Write out the part of the Anderson Peak text between "Anderson Peak is a 2685" and "Creek in 1.5 km.", inclusive, copying every word as it appears.

-- Text passage --
_ _ _
Mountain in Alberta, Canada

Anderson Peak is a summit in Alberta, Canada.

==Description==

Anderson Peak is a 2685 m mountain located in Waterton Lakes National Park of the Canadian Rockies. Anderson Peak was named after Samuel Anderson (1839–1881), a British army surveyor who helped map the US-Canada border. The mountain's toponym was officially adopted in 1928 by the Geographical Names Board of Canada. Precipitation runoff from Anderson Peak drains to Waterton River via Bauerman and Blakiston creeks. Anderson Peak is more notable for its steep rise above local terrain than for its absolute elevation as topographic relief is significant with the summit rising 1,125 meters (3,691 ft) above Bauerman Creek in 1.5 km.

==Geology==
Like other mountains in Waterton Lakes National Park, Anderson Peak is composed of sedimentary rock laid down during the Precambrian to Jurassic periods. Formed in shallow seas, this sedimentary rock was pushed east and over the top of younger Cretaceous period rock during the Laramide orogeny.

==Climate==
Based on the Köppen climate classification, Anderson Peak is located in a subarctic climate zone with cold, snowy winters, and mild summers. Winter temperatures can drop below −20 °C with wind chill factors below −30 °C.
_ _ _
-- Provided data --
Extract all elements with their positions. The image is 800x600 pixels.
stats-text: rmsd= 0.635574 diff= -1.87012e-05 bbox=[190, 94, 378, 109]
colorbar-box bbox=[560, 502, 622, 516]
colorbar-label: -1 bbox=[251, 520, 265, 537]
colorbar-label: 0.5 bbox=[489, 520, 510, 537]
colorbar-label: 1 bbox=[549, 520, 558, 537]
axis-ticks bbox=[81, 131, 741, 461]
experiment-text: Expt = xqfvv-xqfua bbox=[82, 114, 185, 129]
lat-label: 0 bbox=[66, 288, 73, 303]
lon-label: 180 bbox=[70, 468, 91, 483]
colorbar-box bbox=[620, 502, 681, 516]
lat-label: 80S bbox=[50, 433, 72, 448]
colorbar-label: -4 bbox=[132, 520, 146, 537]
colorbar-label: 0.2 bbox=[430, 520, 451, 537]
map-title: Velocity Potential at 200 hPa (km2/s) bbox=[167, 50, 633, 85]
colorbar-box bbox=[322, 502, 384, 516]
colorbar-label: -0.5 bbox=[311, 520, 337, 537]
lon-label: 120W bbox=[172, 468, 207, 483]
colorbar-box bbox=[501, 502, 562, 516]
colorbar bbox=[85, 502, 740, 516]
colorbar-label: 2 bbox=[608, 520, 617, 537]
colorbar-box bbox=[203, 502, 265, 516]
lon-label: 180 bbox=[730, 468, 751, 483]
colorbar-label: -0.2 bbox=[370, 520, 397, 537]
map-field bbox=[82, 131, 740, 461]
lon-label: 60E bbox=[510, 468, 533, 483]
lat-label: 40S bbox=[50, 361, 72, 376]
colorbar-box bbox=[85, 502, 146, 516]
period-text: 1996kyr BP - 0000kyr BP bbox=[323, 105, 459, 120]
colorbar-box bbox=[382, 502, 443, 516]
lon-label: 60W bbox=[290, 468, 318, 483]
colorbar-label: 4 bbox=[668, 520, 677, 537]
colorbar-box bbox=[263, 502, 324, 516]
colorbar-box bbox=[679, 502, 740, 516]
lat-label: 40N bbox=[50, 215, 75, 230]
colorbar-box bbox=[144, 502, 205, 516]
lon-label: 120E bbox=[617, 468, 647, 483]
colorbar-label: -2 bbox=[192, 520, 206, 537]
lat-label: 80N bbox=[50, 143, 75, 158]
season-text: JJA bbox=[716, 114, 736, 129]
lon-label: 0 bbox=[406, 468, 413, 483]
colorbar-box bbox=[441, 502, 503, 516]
_ _ _
-- Solution for this task --
Anderson Peak is a 2685 m mountain located in Waterton Lakes National Park of the Canadian Rockies. Anderson Peak was named after Samuel Anderson (1839–1881), a British army surveyor who helped map the US-Canada border. The mountain's toponym was officially adopted in 1928 by the Geographical Names Board of Canada. Precipitation runoff from Anderson Peak drains to Waterton River via Bauerman and Blakiston creeks. Anderson Peak is more notable for its steep rise above local terrain than for its absolute elevation as topographic relief is significant with the summit rising 1,125 meters (3,691 ft) above Bauerman Creek in 1.5 km.